▶ Extracted entries
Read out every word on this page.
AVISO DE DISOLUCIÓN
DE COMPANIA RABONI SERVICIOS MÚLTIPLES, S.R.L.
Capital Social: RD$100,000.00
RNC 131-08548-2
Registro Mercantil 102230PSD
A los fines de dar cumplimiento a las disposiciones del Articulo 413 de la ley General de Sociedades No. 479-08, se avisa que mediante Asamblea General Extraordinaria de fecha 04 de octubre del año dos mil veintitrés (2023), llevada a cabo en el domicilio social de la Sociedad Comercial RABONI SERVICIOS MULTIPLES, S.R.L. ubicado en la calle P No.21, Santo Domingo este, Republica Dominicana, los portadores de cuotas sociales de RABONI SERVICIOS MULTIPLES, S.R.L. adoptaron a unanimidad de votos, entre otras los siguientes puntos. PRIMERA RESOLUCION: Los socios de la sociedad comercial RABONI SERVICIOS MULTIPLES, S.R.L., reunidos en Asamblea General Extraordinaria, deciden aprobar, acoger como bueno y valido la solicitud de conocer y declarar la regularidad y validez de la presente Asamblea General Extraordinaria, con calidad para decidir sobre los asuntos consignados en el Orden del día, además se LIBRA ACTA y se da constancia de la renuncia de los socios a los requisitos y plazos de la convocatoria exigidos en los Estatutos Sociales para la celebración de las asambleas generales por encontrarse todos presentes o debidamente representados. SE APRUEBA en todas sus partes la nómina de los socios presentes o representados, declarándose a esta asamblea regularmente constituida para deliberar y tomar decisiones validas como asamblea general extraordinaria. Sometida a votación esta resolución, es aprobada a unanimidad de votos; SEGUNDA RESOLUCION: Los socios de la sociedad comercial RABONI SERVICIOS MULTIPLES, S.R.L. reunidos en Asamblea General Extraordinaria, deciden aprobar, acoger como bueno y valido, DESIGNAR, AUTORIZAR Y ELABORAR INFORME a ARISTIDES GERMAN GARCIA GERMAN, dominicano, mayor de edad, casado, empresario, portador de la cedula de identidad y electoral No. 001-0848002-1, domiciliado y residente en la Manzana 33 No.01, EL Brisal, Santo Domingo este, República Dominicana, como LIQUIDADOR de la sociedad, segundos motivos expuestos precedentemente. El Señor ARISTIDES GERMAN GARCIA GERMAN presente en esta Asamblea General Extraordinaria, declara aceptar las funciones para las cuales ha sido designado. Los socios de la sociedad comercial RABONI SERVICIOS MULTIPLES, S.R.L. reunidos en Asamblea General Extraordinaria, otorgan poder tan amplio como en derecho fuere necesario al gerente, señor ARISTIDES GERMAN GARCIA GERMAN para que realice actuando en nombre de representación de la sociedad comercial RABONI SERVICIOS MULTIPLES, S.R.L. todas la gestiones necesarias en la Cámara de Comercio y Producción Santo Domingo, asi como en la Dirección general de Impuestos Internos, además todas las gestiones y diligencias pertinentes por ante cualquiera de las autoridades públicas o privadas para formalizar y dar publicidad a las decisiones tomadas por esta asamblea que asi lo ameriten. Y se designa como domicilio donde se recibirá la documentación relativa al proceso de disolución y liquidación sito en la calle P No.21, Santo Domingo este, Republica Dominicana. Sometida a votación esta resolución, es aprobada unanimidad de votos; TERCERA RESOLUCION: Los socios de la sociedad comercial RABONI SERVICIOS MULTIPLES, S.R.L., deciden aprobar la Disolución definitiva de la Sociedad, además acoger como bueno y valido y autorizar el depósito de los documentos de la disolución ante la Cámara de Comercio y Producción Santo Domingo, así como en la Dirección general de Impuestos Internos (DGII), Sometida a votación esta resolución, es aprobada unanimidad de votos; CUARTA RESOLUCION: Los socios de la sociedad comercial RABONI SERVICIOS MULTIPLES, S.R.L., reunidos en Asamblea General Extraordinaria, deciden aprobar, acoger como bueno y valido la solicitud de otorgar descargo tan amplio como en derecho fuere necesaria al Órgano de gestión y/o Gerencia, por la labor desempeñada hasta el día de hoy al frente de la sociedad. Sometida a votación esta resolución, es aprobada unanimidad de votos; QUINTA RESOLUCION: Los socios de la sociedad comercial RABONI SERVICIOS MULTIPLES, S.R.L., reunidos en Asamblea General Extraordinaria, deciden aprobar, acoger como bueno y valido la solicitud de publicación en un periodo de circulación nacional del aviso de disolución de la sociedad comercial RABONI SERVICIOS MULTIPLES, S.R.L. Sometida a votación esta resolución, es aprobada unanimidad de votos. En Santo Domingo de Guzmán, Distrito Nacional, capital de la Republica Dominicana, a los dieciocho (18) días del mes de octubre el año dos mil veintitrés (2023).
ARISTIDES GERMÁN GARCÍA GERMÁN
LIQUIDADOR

▶ Requirements
Transcribe all of the lines in the records precisely.

▶ Exercise solution
Read out every word on this page.
AVISO DE DISOLUCIÓN
DE COMPANIA RABONI SERVICIOS MÚLTIPLES, S.R.L.
Capital Social: RD$100,000.00
RNC 131-08548-2
Registro Mercantil 102230PSD
A los fines de dar cumplimiento a las disposiciones del Articulo 413 de la ley General de Sociedades No. 479-08, se avisa que mediante Asamblea General Extraordinaria de fecha 04 de octubre del año dos mil veintitrés (2023), llevada a cabo en el domicilio social de la Sociedad Comercial RABONI SERVICIOS MULTIPLES, S.R.L. ubicado en la calle P No.21, Santo Domingo este, Republica Dominicana, los portadores de cuotas sociales de RABONI SERVICIOS MULTIPLES, S.R.L. adoptaron a unanimidad de votos, entre otras los siguientes puntos. PRIMERA RESOLUCION: Los socios de la sociedad comercial RABONI SERVICIOS MULTIPLES, S.R.L., reunidos en Asamblea General Extraordinaria, deciden aprobar, acoger como bueno y valido la solicitud de conocer y declarar la regularidad y validez de la presente Asamblea General Extraordinaria, con calidad para decidir sobre los asuntos consignados en el Orden del día, además se LIBRA ACTA y se da constancia de la renuncia de los socios a los requisitos y plazos de la convocatoria exigidos en los Estatutos Sociales para la celebración de las asambleas generales por encontrarse todos presentes o debidamente representados. SE APRUEBA en todas sus partes la nómina de los socios presentes o representados, declarándose a esta asamblea regularmente constituida para deliberar y tomar decisiones validas como asamblea general extraordinaria. Sometida a votación esta resolución, es aprobada a unanimidad de votos; SEGUNDA RESOLUCION: Los socios de la sociedad comercial RABONI SERVICIOS MULTIPLES, S.R.L. reunidos en Asamblea General Extraordinaria, deciden aprobar, acoger como bueno y valido, DESIGNAR, AUTORIZAR Y ELABORAR INFORME a ARISTIDES GERMAN GARCIA GERMAN, dominicano, mayor de edad, casado, empresario, portador de la cedula de identidad y electoral No. 001-0848002-1, domiciliado y residente en la Manzana 33 No.01, EL Brisal, Santo Domingo este, República Dominicana, como LIQUIDADOR de la sociedad, segundos motivos expuestos precedentemente. El Señor ARISTIDES GERMAN GARCIA GERMAN presente en esta Asamblea General Extraordinaria, declara aceptar las funciones para las cuales ha sido designado. Los socios de la sociedad comercial RABONI SERVICIOS MULTIPLES, S.R.L. reunidos en Asamblea General Extraordinaria, otorgan poder tan amplio como en derecho fuere necesario al gerente, señor ARISTIDES GERMAN GARCIA GERMAN para que realice actuando en nombre de representación de la sociedad comercial RABONI SERVICIOS MULTIPLES, S.R.L. todas la gestiones necesarias en la Cámara de Comercio y Producción Santo Domingo, asi como en la Dirección general de Impuestos Internos, además todas las gestiones y diligencias pertinentes por ante cualquiera de las autoridades públicas o privadas para formalizar y dar publicidad a las decisiones tomadas por esta asamblea que asi lo ameriten. Y se designa como domicilio donde se recibirá la documentación relativa al proceso de disolución y liquidación sito en la calle P No.21, Santo Domingo este, Republica Dominicana. Sometida a votación esta resolución, es aprobada unanimidad de votos; TERCERA RESOLUCION: Los socios de la sociedad comercial RABONI SERVICIOS MULTIPLES, S.R.L., deciden aprobar la Disolución definitiva de la Sociedad, además acoger como bueno y valido y autorizar el depósito de los documentos de la disolución ante la Cámara de Comercio y Producción Santo Domingo, así como en la Dirección general de Impuestos Internos (DGII), Sometida a votación esta resolución, es aprobada unanimidad de votos; CUARTA RESOLUCION: Los socios de la sociedad comercial RABONI SERVICIOS MULTIPLES, S.R.L., reunidos en Asamblea General Extraordinaria, deciden aprobar, acoger como bueno y valido la solicitud de otorgar descargo tan amplio como en derecho fuere necesaria al Órgano de gestión y/o Gerencia, por la labor desempeñada hasta el día de hoy al frente de la sociedad. Sometida a votación esta resolución, es aprobada unanimidad de votos; QUINTA RESOLUCION: Los socios de la sociedad comercial RABONI SERVICIOS MULTIPLES, S.R.L., reunidos en Asamblea General Extraordinaria, deciden aprobar, acoger como bueno y valido la solicitud de publicación en un periodo de circulación nacional del aviso de disolución de la sociedad comercial RABONI SERVICIOS MULTIPLES, S.R.L. Sometida a votación esta resolución, es aprobada unanimidad de votos. En Santo Domingo de Guzmán, Distrito Nacional, capital de la Republica Dominicana, a los dieciocho (18) días del mes de octubre el año dos mil veintitrés (2023).
ARISTIDES GERMÁN GARCÍA GERMÁN
LIQUIDADOR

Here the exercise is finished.